= Written exercise =
Return every record verbatim.

═══ Information shown

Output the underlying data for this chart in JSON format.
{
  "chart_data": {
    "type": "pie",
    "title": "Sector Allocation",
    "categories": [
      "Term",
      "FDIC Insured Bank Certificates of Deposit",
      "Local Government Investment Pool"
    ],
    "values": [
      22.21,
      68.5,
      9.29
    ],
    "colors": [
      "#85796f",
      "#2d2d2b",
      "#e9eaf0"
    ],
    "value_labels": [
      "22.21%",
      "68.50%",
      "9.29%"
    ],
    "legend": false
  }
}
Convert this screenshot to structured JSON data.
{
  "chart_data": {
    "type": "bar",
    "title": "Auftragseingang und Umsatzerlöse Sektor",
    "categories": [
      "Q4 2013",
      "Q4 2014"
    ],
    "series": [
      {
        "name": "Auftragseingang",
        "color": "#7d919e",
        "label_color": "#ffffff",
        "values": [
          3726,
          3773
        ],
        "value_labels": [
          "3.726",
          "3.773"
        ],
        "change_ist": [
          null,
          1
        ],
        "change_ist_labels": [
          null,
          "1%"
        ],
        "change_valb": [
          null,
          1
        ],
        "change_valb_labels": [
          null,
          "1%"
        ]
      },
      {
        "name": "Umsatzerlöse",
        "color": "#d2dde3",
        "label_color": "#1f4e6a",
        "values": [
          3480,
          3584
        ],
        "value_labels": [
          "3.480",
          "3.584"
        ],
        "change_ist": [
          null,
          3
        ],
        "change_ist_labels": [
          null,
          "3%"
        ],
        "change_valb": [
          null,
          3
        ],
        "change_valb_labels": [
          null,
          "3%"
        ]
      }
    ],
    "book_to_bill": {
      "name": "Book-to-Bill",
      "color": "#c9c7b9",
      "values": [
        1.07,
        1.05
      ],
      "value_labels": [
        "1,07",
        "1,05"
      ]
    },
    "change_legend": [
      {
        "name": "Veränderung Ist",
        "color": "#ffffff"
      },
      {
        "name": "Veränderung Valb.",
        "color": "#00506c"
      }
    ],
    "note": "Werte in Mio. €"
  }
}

══════

= Reply =
Output the underlying data for this chart in JSON format.
{
  "chart_data": {
    "type": "pie",
    "title": "Sector Allocation",
    "categories": [
      "Term",
      "FDIC Insured Bank Certificates of Deposit",
      "Local Government Investment Pool"
    ],
    "values": [
      22.21,
      68.5,
      9.29
    ],
    "colors": [
      "#85796f",
      "#2d2d2b",
      "#e9eaf0"
    ],
    "value_labels": [
      "22.21%",
      "68.50%",
      "9.29%"
    ],
    "legend": false
  }
}
Convert this screenshot to structured JSON data.
{
  "chart_data": {
    "type": "bar",
    "title": "Auftragseingang und Umsatzerlöse Sektor",
    "categories": [
      "Q4 2013",
      "Q4 2014"
    ],
    "series": [
      {
        "name": "Auftragseingang",
        "color": "#7d919e",
        "label_color": "#ffffff",
        "values": [
          3726,
          3773
        ],
        "value_labels": [
          "3.726",
          "3.773"
        ],
        "change_ist": [
          null,
          1
        ],
        "change_ist_labels": [
          null,
          "1%"
        ],
        "change_valb": [
          null,
          1
        ],
        "change_valb_labels": [
          null,
          "1%"
        ]
      },
      {
        "name": "Umsatzerlöse",
        "color": "#d2dde3",
        "label_color": "#1f4e6a",
        "values": [
          3480,
          3584
        ],
        "value_labels": [
          "3.480",
          "3.584"
        ],
        "change_ist": [
          null,
          3
        ],
        "change_ist_labels": [
          null,
          "3%"
        ],
        "change_valb": [
          null,
          3
        ],
        "change_valb_labels": [
          null,
          "3%"
        ]
      }
    ],
    "book_to_bill": {
      "name": "Book-to-Bill",
      "color": "#c9c7b9",
      "values": [
        1.07,
        1.05
      ],
      "value_labels": [
        "1,07",
        "1,05"
      ]
    },
    "change_legend": [
      {
        "name": "Veränderung Ist",
        "color": "#ffffff"
      },
      {
        "name": "Veränderung Valb.",
        "color": "#00506c"
      }
    ],
    "note": "Werte in Mio. €"
  }
}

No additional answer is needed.